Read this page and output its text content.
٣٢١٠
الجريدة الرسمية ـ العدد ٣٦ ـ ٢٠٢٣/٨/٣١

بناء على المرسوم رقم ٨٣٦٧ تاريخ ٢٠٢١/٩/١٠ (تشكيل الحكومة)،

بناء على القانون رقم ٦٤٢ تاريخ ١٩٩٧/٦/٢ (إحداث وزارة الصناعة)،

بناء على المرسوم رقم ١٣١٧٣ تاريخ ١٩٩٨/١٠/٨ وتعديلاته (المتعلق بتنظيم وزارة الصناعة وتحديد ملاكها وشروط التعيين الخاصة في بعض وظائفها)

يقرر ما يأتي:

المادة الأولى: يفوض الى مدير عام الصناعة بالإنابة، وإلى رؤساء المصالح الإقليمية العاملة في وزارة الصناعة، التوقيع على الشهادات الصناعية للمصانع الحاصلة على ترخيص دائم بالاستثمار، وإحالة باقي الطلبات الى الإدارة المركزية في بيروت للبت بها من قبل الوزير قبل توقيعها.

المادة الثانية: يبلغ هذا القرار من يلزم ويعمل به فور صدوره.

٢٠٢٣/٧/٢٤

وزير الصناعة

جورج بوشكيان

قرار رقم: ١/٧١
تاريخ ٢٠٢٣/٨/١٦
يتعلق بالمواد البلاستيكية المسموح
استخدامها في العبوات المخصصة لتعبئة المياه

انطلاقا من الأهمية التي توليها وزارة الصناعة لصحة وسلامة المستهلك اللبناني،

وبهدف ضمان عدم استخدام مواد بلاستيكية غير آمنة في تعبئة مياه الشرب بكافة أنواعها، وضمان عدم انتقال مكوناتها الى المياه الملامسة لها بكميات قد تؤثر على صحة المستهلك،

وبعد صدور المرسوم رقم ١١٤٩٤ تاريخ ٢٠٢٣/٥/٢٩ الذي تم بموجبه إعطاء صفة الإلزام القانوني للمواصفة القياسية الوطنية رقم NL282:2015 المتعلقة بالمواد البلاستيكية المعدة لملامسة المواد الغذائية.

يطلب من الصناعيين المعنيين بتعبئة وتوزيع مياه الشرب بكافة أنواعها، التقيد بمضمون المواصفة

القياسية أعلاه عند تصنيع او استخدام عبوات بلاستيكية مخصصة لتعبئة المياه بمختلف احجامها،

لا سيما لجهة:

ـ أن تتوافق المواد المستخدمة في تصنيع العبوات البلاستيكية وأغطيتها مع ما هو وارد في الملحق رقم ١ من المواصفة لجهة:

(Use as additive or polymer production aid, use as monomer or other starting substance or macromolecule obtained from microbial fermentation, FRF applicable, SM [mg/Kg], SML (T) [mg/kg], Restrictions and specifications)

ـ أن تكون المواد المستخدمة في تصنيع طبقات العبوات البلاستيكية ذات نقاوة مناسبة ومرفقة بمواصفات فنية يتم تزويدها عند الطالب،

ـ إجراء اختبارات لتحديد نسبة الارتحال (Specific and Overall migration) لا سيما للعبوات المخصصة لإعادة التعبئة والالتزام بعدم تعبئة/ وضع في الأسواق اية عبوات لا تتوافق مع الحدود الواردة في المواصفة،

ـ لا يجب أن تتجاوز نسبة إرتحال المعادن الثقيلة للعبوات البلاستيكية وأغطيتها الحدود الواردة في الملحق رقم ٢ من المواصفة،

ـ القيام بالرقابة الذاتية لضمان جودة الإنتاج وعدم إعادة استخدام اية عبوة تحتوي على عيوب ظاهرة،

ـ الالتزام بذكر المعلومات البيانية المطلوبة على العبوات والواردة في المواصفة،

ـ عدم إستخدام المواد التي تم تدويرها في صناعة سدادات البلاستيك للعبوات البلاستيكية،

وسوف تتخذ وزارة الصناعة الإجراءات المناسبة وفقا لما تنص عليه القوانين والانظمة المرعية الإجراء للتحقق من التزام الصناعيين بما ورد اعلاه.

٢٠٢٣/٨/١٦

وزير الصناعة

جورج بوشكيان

═══

▶ [What is required]
Look above for lines with the word "المادة" and copy them all.

▶ [Solution below]
المادة الأولى: يفوض الى مدير عام الصناعة بالإنابة، وإلى رؤساء المصالح الإقليمية العاملة في وزارة الصناعة، التوقيع على الشهادات الصناعية للمصانع الحاصلة على ترخيص دائم بالاستثمار، وإحالة باقي الطلبات الى الإدارة المركزية في بيروت للبت بها من قبل الوزير قبل توقيعها.
المادة الثانية: يبلغ هذا القرار من يلزم ويعمل به فور صدوره.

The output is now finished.